Exercise:
Omit all images, then return the remaining material exactly as it stands.

Provided material:
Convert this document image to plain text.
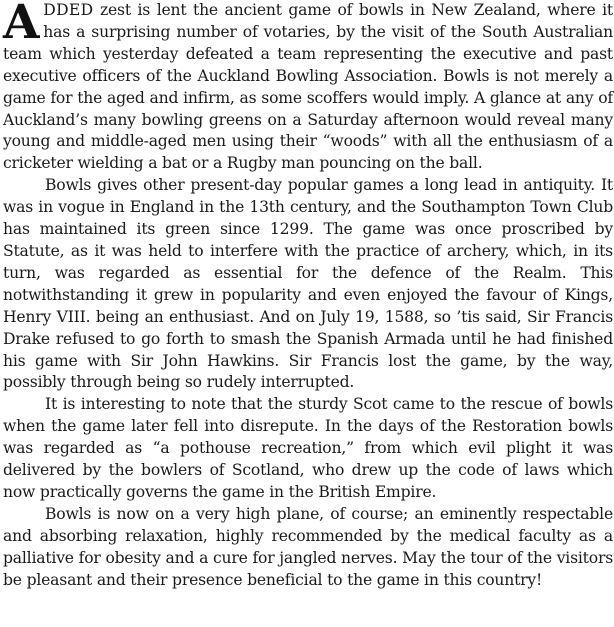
ADDED zest is lent the ancient game of bowls in New Zealand, where it has a surprising number of votaries, by the visit of the South Australian team which yesterday defeated a team representing the executive and past executive officers of the Auckland Bowling Association. Bowls is not merely a game for the aged and infirm, as some scoffers would imply. A glance at any of Auckland’s many bowling greens on a Saturday afternoon would reveal many young and middle-aged men using their “woods” with all the enthusiasm of a cricketer wielding a bat or a Rugby man pouncing on the ball.

Bowls gives other present-day popular games a long lead in antiquity. It was in vogue in England in the 13th century, and the Southampton Town Club has maintained its green since 1299. The game was once proscribed by Statute, as it was held to interfere with the practice of archery, which, in its turn, was regarded as essential for the defence of the Realm. This notwithstanding it grew in popularity and even enjoyed the favour of Kings, Henry VIII. being an enthusiast. And on July 19, 1588, so ’tis said, Sir Francis Drake refused to go forth to smash the Spanish Armada until he had finished his game with Sir John Hawkins. Sir Francis lost the game, by the way, possibly through being so rudely interrupted.

It is interesting to note that the sturdy Scot came to the rescue of bowls when the game later fell into disrepute. In the days of the Restoration bowls was regarded as “a pothouse recreation,” from which evil plight it was delivered by the bowlers of Scotland, who drew up the code of laws which now practically governs the game in the British Empire.

Bowls is now on a very high plane, of course; an eminently respectable and absorbing relaxation, highly recommended by the medical faculty as a palliative for obesity and a cure for jangled nerves. May the tour of the visitors be pleasant and their presence beneficial to the game in this country!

Output below:
Convert this document image to plain text.
ADDED zest is lent the ancient game of bowls in New Zealand, where it has a surprising number of votaries, by the visit of the South Australian team which yesterday defeated a team representing the executive and past executive officers of the Auckland Bowling Association. Bowls is not merely a game for the aged and infirm, as some scoffers would imply. A glance at any of Auckland’s many bowling greens on a Saturday afternoon would reveal many young and middle-aged men using their “woods” with all the enthusiasm of a cricketer wielding a bat or a Rugby man pouncing on the ball.

Bowls gives other present-day popular games a long lead in antiquity. It was in vogue in England in the 13th century, and the Southampton Town Club has maintained its green since 1299. The game was once proscribed by Statute, as it was held to interfere with the practice of archery, which, in its turn, was regarded as essential for the defence of the Realm. This notwithstanding it grew in popularity and even enjoyed the favour of Kings, Henry VIII. being an enthusiast. And on July 19, 1588, so ’tis said, Sir Francis Drake refused to go forth to smash the Spanish Armada until he had finished his game with Sir John Hawkins. Sir Francis lost the game, by the way, possibly through being so rudely interrupted.

It is interesting to note that the sturdy Scot came to the rescue of bowls when the game later fell into disrepute. In the days of the Restoration bowls was regarded as “a pothouse recreation,” from which evil plight it was delivered by the bowlers of Scotland, who drew up the code of laws which now practically governs the game in the British Empire.

Bowls is now on a very high plane, of course; an eminently respectable and absorbing relaxation, highly recommended by the medical faculty as a palliative for obesity and a cure for jangled nerves. May the tour of the visitors be pleasant and their presence beneficial to the game in this country!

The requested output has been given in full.